** Input for this task **

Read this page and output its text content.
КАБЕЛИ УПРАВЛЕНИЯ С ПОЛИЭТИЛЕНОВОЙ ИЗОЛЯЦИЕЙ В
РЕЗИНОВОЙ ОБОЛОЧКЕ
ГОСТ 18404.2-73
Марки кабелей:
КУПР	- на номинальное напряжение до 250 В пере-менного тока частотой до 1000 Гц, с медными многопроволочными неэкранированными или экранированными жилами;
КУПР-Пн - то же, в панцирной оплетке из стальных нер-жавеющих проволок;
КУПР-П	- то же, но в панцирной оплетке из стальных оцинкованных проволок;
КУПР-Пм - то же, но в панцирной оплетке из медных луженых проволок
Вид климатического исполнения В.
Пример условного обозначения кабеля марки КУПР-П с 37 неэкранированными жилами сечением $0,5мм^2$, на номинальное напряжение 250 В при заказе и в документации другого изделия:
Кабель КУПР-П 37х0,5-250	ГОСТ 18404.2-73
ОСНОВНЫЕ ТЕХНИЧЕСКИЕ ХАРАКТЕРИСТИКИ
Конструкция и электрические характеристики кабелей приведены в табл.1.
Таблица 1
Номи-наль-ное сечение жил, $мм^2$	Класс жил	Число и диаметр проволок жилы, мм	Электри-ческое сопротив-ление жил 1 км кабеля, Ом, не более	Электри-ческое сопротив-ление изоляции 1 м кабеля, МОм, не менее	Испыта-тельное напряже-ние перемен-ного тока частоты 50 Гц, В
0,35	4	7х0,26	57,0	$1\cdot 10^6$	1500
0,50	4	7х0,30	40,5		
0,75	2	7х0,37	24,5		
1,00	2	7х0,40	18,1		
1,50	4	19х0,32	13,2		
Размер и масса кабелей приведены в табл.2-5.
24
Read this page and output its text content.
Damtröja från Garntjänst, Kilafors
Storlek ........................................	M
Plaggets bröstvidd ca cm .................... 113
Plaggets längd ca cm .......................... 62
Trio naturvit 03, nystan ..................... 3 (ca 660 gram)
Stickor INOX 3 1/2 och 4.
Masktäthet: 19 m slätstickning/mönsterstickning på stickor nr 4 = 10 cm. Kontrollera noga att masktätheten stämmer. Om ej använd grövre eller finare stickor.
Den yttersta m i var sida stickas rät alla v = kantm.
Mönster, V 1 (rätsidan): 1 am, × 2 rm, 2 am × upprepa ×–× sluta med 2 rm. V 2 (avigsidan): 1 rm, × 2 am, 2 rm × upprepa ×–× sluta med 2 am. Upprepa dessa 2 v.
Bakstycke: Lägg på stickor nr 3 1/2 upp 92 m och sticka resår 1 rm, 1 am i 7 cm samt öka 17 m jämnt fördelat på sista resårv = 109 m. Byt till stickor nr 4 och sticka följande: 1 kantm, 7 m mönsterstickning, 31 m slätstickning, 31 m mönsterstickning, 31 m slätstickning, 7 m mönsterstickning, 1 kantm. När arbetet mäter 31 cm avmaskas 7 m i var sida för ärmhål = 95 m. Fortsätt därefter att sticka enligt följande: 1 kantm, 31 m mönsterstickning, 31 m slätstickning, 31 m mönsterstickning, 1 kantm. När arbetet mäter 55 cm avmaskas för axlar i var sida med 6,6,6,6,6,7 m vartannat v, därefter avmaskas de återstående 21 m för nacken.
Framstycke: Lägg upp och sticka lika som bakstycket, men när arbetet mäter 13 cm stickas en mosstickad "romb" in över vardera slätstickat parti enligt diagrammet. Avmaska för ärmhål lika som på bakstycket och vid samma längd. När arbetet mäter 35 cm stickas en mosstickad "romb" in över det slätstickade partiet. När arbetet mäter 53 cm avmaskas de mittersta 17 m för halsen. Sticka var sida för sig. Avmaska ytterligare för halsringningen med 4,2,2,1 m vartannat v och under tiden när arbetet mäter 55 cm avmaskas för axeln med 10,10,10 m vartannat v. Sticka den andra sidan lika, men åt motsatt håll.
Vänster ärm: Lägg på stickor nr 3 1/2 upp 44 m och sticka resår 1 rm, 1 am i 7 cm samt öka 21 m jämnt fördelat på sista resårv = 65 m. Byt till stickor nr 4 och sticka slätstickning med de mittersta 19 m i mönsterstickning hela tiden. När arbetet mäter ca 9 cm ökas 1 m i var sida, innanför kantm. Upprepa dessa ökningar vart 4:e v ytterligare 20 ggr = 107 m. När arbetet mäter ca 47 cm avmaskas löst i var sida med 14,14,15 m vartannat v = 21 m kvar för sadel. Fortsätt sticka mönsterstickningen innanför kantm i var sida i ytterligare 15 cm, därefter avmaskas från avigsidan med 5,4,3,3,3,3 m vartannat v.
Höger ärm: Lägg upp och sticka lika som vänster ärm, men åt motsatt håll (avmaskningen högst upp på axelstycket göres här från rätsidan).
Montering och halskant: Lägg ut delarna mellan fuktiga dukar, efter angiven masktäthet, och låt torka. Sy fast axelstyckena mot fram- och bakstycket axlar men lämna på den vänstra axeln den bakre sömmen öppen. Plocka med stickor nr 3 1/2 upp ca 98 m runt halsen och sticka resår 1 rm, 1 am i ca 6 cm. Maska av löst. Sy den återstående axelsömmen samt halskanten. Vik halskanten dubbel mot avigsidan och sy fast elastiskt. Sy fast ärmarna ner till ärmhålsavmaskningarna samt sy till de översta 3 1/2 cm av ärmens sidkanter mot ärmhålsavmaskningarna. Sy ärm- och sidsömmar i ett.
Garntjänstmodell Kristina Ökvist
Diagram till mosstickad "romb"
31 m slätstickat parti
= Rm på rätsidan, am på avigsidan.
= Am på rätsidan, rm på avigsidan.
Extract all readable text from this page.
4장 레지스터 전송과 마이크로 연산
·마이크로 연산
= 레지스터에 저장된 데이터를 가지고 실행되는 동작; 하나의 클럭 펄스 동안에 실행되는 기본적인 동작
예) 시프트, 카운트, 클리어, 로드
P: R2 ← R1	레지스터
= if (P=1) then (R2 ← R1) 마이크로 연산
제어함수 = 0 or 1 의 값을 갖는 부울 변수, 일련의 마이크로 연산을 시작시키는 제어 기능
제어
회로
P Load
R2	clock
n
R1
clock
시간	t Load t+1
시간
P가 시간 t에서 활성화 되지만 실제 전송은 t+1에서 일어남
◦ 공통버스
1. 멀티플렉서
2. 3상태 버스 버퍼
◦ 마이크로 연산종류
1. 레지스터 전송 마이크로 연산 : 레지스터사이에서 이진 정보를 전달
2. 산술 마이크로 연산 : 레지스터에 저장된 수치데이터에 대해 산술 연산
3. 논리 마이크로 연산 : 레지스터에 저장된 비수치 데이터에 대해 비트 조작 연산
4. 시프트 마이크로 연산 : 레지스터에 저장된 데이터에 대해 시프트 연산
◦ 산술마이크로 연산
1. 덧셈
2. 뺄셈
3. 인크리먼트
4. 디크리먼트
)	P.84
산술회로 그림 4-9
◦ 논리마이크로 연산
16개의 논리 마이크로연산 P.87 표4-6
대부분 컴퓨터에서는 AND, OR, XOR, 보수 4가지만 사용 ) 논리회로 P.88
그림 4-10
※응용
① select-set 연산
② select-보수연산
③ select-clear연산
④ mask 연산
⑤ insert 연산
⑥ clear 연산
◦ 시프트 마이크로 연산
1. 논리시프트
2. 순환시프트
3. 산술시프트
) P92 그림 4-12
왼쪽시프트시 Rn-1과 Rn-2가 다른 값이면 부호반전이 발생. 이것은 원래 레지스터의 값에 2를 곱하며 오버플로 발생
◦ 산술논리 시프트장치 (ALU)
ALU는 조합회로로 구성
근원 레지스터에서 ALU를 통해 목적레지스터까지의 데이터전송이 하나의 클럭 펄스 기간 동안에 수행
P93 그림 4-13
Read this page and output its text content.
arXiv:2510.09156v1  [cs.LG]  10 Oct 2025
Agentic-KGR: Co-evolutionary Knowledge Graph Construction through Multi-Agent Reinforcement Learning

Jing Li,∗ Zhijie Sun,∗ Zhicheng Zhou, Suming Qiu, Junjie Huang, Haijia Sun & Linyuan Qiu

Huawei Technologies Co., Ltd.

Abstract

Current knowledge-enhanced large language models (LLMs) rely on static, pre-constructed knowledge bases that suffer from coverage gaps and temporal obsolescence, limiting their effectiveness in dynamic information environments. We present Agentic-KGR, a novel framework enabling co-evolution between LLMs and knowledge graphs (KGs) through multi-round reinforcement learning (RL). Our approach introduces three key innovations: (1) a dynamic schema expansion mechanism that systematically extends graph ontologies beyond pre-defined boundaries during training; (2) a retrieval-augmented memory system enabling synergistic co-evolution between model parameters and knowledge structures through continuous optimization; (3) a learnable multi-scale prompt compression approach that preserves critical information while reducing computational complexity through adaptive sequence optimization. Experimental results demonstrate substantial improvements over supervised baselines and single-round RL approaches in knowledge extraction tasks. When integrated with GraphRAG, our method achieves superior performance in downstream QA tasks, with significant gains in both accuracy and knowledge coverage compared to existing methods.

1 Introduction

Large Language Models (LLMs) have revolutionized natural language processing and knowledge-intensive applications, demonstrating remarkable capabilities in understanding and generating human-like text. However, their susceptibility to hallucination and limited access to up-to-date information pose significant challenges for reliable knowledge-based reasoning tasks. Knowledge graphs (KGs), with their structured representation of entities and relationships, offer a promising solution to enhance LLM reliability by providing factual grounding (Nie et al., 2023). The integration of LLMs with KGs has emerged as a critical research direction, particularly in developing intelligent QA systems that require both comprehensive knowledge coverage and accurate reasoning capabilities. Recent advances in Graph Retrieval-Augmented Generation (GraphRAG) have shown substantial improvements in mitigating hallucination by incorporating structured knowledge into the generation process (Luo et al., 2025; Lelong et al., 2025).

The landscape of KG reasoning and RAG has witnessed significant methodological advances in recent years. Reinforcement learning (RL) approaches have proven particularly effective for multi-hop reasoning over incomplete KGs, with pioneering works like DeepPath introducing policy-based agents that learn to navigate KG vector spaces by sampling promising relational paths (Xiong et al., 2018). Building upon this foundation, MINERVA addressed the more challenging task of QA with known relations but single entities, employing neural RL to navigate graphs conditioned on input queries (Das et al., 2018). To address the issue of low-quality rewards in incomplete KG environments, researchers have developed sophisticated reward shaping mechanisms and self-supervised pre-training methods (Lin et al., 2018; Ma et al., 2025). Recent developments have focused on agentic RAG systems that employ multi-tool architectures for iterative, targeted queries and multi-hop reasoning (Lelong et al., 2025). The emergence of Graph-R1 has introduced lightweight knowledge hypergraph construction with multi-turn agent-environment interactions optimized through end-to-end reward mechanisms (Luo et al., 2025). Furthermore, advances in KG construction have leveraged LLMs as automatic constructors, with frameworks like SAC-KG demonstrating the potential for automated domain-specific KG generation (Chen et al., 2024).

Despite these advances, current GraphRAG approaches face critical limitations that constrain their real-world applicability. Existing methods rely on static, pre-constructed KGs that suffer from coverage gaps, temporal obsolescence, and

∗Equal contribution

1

** Written task **
Return each full line of the entries that contains the word "sista".

** The reply **
Bakstycke: Lägg på stickor nr 3 1/2 upp 92 m och sticka resår 1 rm, 1 am i 7 cm samt öka 17 m jämnt fördelat på sista resårv = 109 m. Byt till stickor nr 4 och sticka följande: 1 kantm, 7 m mönsterstickning, 31 m slätstickning, 31 m mönsterstickning, 31 m slätstickning, 7 m mönsterstickning, 1 kantm. När arbetet mäter 31 cm avmaskas 7 m i var sida för ärmhål = 95 m. Fortsätt därefter att sticka enligt följande: 1 kantm, 31 m mönsterstickning, 31 m slätstickning, 31 m mönsterstickning, 1 kantm. När arbetet mäter 55 cm avmaskas för axlar i var sida med 6,6,6,6,6,7 m vartannat v, därefter avmaskas de återstående 21 m för nacken.
Vänster ärm: Lägg på stickor nr 3 1/2 upp 44 m och sticka resår 1 rm, 1 am i 7 cm samt öka 21 m jämnt fördelat på sista resårv = 65 m. Byt till stickor nr 4 och sticka slätstickning med de mittersta 19 m i mönsterstickning hela tiden. När arbetet mäter ca 9 cm ökas 1 m i var sida, innanför kantm. Upprepa dessa ökningar vart 4:e v ytterligare 20 ggr = 107 m. När arbetet mäter ca 47 cm avmaskas löst i var sida med 14,14,15 m vartannat v = 21 m kvar för sadel. Fortsätt sticka mönsterstickningen innanför kantm i var sida i ytterligare 15 cm, därefter avmaskas från avigsidan med 5,4,3,3,3,3 m vartannat v.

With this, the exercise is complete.